**Records provided:**
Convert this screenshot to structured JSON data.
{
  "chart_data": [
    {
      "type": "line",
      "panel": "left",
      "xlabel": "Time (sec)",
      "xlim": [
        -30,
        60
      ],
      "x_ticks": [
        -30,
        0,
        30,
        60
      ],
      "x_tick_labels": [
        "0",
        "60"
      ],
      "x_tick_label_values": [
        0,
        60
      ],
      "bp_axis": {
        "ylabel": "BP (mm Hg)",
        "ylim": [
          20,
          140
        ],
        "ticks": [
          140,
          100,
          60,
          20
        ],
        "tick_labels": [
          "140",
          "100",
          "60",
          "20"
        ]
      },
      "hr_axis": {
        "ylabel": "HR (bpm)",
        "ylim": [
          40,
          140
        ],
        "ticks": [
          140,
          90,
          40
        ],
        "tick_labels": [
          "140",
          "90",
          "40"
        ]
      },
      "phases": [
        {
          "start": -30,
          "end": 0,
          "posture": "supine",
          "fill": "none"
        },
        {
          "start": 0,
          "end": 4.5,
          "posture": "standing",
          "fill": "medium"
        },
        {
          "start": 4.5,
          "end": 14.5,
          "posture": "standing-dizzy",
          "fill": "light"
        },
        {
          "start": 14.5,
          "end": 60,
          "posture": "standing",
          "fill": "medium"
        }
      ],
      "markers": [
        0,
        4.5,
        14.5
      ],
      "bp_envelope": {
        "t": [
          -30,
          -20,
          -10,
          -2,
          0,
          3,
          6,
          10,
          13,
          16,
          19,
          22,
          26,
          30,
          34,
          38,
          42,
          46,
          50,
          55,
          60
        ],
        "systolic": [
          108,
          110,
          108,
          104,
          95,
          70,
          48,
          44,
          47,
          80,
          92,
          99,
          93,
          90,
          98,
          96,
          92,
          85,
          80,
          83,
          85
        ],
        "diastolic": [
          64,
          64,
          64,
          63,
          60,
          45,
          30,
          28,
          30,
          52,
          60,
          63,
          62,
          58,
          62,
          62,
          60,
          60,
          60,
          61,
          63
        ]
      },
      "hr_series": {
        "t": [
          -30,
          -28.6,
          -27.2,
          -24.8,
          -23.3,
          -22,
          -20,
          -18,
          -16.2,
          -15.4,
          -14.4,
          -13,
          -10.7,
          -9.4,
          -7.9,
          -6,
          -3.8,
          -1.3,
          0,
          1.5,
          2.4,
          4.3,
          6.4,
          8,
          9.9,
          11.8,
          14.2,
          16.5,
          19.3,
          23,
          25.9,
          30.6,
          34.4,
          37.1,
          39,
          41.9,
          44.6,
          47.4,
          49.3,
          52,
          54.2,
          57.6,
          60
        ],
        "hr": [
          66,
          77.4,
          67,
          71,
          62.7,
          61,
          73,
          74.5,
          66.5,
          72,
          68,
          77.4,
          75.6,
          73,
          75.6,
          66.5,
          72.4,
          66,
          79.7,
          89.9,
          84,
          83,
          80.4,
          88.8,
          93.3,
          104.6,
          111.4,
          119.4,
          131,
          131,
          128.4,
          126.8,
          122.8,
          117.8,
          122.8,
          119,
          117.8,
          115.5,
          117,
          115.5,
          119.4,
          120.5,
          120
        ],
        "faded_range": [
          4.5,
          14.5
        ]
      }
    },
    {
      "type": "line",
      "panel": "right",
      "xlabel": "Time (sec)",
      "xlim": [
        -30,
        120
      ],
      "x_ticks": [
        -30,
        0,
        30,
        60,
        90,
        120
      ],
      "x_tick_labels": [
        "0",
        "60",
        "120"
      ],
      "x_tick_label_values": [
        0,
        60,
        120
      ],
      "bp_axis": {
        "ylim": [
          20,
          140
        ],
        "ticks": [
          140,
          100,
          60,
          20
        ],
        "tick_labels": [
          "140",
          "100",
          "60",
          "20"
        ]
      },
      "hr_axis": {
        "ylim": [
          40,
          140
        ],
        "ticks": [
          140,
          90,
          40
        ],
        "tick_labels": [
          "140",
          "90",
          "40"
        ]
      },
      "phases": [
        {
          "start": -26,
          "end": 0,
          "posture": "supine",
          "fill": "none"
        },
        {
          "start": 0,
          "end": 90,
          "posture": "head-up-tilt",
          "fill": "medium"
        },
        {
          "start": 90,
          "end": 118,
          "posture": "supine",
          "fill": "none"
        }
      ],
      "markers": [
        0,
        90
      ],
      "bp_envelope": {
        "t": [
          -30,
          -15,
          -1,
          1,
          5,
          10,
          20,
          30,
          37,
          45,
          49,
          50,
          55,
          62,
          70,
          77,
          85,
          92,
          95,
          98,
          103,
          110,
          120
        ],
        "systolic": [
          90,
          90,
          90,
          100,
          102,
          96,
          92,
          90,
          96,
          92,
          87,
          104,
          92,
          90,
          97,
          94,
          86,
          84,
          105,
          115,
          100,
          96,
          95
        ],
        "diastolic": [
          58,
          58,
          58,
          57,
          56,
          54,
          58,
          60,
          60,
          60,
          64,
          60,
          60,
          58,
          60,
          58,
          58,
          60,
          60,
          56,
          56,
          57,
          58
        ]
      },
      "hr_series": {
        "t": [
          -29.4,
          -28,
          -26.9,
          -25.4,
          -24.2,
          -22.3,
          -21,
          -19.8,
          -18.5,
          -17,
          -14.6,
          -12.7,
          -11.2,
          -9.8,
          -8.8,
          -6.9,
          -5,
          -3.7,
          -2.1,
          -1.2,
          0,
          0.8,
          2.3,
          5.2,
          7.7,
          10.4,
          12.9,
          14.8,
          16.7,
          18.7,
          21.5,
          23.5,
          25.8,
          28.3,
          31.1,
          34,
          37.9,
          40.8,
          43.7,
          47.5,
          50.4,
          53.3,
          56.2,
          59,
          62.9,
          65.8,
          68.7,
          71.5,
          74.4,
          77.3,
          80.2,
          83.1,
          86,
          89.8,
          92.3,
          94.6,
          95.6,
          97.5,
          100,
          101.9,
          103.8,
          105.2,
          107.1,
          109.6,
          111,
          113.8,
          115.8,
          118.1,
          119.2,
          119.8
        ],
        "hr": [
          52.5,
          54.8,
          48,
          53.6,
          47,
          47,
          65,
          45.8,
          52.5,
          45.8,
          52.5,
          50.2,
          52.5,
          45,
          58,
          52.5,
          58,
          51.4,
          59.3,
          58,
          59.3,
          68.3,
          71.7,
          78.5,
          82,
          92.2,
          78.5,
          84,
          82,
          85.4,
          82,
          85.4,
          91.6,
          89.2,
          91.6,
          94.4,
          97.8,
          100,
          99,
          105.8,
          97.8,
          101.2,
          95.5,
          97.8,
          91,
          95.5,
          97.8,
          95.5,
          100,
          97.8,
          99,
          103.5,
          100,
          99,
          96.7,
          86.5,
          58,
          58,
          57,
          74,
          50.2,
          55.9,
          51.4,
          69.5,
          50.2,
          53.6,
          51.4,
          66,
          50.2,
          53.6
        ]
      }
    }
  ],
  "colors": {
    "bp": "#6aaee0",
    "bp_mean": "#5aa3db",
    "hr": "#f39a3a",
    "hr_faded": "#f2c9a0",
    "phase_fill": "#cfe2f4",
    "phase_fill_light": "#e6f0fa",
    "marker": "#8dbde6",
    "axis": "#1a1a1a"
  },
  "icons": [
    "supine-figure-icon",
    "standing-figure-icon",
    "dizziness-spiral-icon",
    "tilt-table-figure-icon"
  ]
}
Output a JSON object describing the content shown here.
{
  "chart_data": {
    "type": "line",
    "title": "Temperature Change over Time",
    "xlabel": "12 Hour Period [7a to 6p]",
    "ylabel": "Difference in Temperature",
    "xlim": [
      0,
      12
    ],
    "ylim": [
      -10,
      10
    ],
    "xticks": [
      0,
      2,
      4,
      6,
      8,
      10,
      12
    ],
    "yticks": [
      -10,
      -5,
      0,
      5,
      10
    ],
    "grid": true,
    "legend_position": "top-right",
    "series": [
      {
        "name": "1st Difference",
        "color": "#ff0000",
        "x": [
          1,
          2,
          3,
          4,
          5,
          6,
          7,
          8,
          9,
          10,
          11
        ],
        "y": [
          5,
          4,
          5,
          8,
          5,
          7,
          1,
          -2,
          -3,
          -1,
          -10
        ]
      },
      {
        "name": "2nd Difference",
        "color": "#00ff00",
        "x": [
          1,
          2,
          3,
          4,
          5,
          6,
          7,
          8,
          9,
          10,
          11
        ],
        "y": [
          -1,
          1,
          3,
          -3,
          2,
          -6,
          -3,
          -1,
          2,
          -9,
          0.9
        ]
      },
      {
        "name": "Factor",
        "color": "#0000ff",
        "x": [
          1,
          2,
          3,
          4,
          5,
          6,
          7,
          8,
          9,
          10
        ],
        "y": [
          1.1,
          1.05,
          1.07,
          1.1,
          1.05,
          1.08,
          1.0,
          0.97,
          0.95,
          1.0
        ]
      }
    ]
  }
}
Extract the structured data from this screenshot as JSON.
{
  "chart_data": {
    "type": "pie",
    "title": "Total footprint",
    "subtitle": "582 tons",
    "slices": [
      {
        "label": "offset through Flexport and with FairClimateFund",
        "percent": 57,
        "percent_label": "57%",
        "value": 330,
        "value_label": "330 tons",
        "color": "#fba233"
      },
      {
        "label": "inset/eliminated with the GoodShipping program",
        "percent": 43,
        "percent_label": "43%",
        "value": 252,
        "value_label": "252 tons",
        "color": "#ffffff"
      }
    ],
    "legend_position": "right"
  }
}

**Task instructions:** Pull every line containing the word "Temperature" out of the material and copy it.

**Exercise result:**
    "title": "Temperature Change over Time",
    "ylabel": "Difference in Temperature",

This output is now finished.